→ **Your objective**:
Please list all lines of the material below in which the string "الناس" occurs.

→ **Record set**:
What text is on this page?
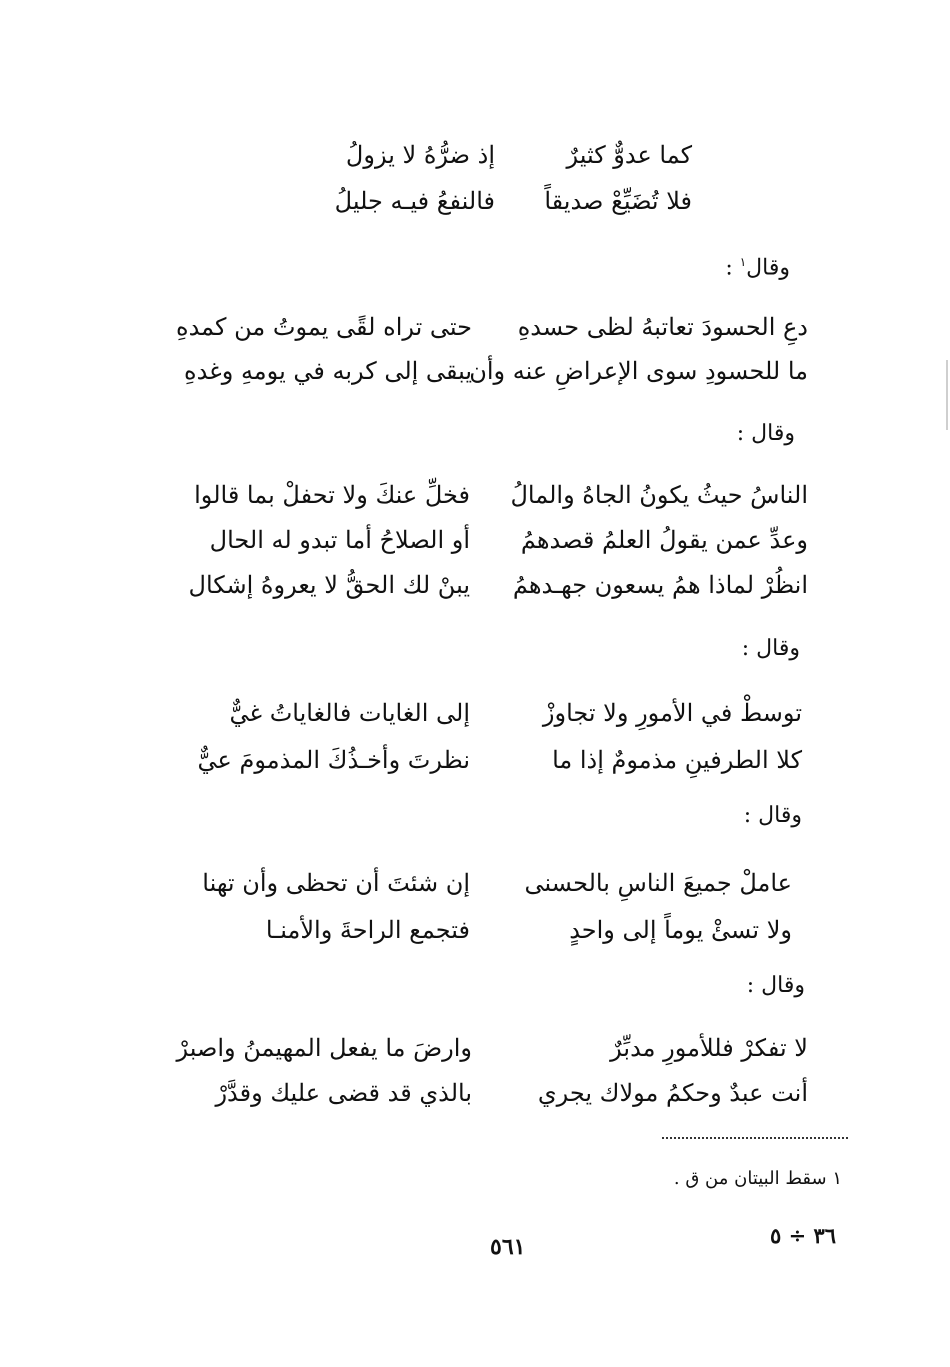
كما عدوٌّ كثيرٌ
إذ ضرُّهُ لا يزولُ
فلا تُضَيِّعْ صديقاً
فالنفعُ فيـه جليلُ
وقال$^١$ :
دعِ الحسودَ تعاتبهُ لظى حسدهِ
حتى تراه لقًى يموتُ من كمدهِ
ما للحسودِ سوى الإعراضِ عنه وأن
يبقى إلى كربه في يومهِ وغدهِ
وقال :
الناسُ حيثُ يكونُ الجاهُ والمالُ
فخلِّ عنكَ ولا تحفلْ بما قالوا
وعدِّ عمن يقولُ العلمُ قصدهمُ
أو الصلاحُ أما تبدو له الحال
انظُرْ لماذا همُ يسعون جهـدهمُ
يبنْ لك الحقُّ لا يعروهُ إشكال
وقال :
توسطْ في الأمورِ ولا تجاوزْ
إلى الغايات فالغاياتُ غيٌّ
كلا الطرفينِ مذمومٌ إذا ما
نظرتَ وأخـذُكَ المذمومَ عيٌّ
وقال :
عاملْ جميعَ الناسِ بالحسنى
إن شئتَ أن تحظى وأن تهنا
ولا تسئْ يوماً إلى واحدٍ
فتجمع الراحةَ والأمنـا
وقال :
لا تفكرْ فللأمورِ مدبِّرٌ
وارضَ ما يفعل المهيمنُ واصبرْ
أنت عبدٌ وحكمُ مولاك يجري
بالذي قد قضى عليك وقدَّرْ
١ سقط البيتان من ق .
٣٦ ÷ ٥
٥٦١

→ **Reply**:
الناسُ حيثُ يكونُ الجاهُ والمالُ
عاملْ جميعَ الناسِ بالحسنى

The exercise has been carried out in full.